- [Data rows]:
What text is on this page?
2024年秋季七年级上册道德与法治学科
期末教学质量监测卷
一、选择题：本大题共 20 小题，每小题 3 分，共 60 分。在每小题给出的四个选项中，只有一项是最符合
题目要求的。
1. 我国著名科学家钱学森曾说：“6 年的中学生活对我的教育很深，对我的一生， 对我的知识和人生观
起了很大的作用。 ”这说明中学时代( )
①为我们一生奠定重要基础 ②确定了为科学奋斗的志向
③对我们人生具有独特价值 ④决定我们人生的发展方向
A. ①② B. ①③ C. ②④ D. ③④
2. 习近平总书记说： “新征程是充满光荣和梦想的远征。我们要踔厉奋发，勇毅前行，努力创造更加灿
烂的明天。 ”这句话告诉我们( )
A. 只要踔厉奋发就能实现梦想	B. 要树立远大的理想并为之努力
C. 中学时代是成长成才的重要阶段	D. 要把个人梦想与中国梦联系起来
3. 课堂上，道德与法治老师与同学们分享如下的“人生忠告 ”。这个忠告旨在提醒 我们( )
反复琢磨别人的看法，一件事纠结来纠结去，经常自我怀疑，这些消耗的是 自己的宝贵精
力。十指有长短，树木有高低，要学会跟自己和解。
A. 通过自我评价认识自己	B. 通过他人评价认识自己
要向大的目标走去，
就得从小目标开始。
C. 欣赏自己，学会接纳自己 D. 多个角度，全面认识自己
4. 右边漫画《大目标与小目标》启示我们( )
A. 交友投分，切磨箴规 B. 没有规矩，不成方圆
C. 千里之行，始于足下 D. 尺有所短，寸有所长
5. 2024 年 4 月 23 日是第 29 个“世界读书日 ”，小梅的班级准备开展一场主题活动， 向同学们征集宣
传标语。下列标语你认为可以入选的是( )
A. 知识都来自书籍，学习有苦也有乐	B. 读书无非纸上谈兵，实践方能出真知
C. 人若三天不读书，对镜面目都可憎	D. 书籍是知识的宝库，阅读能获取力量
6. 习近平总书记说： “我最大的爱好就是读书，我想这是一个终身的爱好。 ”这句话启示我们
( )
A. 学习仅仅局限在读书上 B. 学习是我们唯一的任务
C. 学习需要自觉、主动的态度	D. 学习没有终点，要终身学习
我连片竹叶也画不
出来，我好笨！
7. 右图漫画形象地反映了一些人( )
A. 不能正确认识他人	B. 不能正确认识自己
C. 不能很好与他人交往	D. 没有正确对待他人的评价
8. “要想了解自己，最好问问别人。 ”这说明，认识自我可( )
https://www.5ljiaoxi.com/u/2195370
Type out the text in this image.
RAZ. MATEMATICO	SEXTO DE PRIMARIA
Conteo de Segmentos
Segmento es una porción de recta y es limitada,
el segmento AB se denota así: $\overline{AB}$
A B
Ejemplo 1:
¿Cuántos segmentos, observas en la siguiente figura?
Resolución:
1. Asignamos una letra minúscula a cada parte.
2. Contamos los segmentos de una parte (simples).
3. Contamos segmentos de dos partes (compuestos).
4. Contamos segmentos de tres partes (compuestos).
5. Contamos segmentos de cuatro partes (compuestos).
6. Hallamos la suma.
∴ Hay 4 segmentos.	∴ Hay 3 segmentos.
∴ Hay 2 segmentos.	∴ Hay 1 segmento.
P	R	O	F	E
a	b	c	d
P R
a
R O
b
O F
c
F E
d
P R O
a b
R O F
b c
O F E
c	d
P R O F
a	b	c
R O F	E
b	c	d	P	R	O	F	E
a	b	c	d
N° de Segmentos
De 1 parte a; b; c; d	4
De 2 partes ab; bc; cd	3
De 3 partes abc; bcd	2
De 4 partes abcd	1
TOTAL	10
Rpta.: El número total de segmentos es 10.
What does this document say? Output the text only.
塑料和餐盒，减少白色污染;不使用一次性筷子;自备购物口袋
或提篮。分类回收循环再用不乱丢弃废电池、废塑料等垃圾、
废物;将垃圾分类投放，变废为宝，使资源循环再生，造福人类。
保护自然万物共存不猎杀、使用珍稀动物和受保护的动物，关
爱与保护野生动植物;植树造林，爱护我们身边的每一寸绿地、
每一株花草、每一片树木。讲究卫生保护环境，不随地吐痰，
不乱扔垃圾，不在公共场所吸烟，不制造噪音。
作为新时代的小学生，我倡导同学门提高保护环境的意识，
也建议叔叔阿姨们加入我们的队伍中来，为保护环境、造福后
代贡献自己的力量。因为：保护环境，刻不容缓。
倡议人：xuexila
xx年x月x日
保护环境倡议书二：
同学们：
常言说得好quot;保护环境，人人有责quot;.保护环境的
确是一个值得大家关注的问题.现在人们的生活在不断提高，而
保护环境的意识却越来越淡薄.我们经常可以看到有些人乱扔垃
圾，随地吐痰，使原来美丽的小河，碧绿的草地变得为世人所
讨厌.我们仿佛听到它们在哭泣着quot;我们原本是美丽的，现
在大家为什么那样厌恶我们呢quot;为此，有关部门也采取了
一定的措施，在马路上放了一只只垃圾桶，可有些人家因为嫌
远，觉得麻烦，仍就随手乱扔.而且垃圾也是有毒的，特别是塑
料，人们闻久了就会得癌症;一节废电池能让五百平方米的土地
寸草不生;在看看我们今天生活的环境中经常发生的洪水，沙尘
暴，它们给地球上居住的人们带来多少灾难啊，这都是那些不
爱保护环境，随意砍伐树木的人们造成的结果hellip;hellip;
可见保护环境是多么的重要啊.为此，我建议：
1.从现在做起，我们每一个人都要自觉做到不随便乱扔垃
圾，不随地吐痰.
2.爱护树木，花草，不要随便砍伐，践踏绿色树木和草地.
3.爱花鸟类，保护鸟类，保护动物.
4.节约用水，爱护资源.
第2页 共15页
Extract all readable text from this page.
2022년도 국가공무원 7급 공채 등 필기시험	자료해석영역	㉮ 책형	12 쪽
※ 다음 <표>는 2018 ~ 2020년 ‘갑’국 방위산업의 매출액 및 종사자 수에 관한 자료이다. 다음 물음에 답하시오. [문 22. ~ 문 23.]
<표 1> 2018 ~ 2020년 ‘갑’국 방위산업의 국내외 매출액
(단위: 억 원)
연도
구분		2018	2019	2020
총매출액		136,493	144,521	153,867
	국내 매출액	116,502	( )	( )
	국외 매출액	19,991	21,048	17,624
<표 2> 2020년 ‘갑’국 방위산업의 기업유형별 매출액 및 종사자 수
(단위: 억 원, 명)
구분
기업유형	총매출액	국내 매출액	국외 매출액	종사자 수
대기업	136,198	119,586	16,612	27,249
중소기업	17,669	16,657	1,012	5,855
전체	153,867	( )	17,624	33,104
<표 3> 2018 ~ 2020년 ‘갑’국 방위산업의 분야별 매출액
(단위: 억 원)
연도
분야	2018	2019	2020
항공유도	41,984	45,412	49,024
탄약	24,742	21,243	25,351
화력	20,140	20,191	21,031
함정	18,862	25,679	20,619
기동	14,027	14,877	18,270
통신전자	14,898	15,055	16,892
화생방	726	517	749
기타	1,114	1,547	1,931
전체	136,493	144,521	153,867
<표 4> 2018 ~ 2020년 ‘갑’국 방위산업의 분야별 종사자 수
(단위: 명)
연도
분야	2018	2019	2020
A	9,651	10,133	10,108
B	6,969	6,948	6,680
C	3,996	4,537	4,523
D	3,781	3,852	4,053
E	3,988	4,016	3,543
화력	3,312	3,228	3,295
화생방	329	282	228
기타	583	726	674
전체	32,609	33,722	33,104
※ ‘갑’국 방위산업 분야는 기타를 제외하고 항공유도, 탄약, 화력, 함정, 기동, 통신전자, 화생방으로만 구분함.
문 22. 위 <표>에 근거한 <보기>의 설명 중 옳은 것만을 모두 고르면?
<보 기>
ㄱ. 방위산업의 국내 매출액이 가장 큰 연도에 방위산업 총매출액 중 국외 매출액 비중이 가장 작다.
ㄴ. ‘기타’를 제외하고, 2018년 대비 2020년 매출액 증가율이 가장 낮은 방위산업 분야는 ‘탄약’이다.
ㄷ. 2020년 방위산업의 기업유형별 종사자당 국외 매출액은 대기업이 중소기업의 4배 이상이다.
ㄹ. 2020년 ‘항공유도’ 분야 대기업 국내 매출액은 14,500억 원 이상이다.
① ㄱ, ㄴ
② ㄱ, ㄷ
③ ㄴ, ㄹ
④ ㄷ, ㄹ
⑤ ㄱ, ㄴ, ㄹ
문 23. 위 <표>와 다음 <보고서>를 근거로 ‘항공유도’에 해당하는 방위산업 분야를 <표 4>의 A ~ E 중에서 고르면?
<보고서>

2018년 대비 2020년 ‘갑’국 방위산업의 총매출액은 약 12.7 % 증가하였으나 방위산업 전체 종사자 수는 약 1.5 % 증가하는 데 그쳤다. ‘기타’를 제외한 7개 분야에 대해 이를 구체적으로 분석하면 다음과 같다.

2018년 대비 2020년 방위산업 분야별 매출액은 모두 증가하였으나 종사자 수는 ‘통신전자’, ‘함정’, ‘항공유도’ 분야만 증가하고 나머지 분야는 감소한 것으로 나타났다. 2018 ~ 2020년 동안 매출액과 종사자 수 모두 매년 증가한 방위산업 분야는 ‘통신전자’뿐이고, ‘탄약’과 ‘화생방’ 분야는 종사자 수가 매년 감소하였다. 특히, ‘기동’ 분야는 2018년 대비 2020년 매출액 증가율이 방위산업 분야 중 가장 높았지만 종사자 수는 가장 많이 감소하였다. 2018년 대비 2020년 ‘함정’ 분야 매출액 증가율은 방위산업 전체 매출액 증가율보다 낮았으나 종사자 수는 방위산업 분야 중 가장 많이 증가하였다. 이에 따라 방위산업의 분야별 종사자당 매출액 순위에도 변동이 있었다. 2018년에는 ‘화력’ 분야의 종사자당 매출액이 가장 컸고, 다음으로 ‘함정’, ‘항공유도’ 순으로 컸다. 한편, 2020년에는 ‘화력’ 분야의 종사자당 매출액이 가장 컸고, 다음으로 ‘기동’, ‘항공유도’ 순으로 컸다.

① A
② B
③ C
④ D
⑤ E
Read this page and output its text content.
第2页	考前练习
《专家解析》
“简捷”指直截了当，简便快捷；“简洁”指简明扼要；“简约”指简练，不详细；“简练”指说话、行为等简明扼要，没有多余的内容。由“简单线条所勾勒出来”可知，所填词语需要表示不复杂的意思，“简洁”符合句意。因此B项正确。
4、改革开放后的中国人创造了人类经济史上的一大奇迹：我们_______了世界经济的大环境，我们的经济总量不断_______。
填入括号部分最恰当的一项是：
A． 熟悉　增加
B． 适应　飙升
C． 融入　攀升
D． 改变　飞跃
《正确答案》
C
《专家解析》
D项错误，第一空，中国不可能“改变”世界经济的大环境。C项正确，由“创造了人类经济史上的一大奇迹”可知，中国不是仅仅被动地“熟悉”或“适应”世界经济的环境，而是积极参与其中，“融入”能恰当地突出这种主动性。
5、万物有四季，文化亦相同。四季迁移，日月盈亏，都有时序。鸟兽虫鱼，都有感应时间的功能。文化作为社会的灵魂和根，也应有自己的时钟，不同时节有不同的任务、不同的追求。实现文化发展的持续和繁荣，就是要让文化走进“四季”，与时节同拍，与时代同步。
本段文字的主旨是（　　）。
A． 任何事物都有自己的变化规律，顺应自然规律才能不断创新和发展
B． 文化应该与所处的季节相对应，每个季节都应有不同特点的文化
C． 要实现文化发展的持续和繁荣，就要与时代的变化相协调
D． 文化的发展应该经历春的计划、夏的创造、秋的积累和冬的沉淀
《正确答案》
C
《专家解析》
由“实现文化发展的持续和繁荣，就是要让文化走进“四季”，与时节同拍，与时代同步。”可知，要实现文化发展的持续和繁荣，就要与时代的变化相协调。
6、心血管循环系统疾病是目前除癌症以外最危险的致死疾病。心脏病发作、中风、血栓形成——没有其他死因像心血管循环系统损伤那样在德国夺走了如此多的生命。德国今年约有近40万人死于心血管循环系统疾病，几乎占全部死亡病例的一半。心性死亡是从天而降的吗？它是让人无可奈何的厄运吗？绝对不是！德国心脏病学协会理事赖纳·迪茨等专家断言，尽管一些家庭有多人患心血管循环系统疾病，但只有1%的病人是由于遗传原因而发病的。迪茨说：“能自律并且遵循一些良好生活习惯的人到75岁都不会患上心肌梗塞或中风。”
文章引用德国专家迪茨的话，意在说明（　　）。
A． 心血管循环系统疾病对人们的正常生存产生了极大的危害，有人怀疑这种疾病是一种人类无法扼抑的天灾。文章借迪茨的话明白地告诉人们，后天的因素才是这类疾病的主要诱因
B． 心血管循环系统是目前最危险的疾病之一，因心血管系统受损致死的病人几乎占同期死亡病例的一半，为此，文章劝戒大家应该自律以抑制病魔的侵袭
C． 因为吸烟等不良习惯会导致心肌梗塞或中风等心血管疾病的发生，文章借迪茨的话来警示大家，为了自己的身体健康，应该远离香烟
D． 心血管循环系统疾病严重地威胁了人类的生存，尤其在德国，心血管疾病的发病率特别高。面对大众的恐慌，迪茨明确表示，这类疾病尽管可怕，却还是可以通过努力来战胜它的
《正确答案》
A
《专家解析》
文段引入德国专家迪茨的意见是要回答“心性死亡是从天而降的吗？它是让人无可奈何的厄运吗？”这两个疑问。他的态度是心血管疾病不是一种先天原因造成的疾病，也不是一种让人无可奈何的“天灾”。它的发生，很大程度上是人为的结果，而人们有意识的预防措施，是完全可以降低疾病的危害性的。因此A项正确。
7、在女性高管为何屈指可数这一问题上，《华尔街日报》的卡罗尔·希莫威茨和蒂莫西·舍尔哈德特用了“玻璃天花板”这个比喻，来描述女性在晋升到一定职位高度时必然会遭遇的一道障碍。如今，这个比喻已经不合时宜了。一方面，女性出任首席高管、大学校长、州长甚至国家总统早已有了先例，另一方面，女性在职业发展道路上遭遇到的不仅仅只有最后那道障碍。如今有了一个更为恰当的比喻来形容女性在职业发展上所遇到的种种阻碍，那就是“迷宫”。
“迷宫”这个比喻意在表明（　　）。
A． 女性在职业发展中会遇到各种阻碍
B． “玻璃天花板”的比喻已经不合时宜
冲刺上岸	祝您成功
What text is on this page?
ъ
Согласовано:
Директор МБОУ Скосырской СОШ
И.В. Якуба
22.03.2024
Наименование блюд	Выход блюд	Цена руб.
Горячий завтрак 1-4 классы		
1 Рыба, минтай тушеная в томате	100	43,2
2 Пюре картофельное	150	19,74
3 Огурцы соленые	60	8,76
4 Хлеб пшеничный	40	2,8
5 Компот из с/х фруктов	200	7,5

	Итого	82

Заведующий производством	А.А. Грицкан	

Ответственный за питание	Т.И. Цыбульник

- [Stated problem]: In the entries above, locate every line with the word "它是让人无可奈何的厄运吗" and copy it.

- [In response]:
6、心血管循环系统疾病是目前除癌症以外最危险的致死疾病。心脏病发作、中风、血栓形成——没有其他死因像心血管循环系统损伤那样在德国夺走了如此多的生命。德国今年约有近40万人死于心血管循环系统疾病，几乎占全部死亡病例的一半。心性死亡是从天而降的吗？它是让人无可奈何的厄运吗？绝对不是！德国心脏病学协会理事赖纳·迪茨等专家断言，尽管一些家庭有多人患心血管循环系统疾病，但只有1%的病人是由于遗传原因而发病的。迪茨说：“能自律并且遵循一些良好生活习惯的人到75岁都不会患上心肌梗塞或中风。”
文段引入德国专家迪茨的意见是要回答“心性死亡是从天而降的吗？它是让人无可奈何的厄运吗？”这两个疑问。他的态度是心血管疾病不是一种先天原因造成的疾病，也不是一种让人无可奈何的“天灾”。它的发生，很大程度上是人为的结果，而人们有意识的预防措施，是完全可以降低疾病的危害性的。因此A项正确。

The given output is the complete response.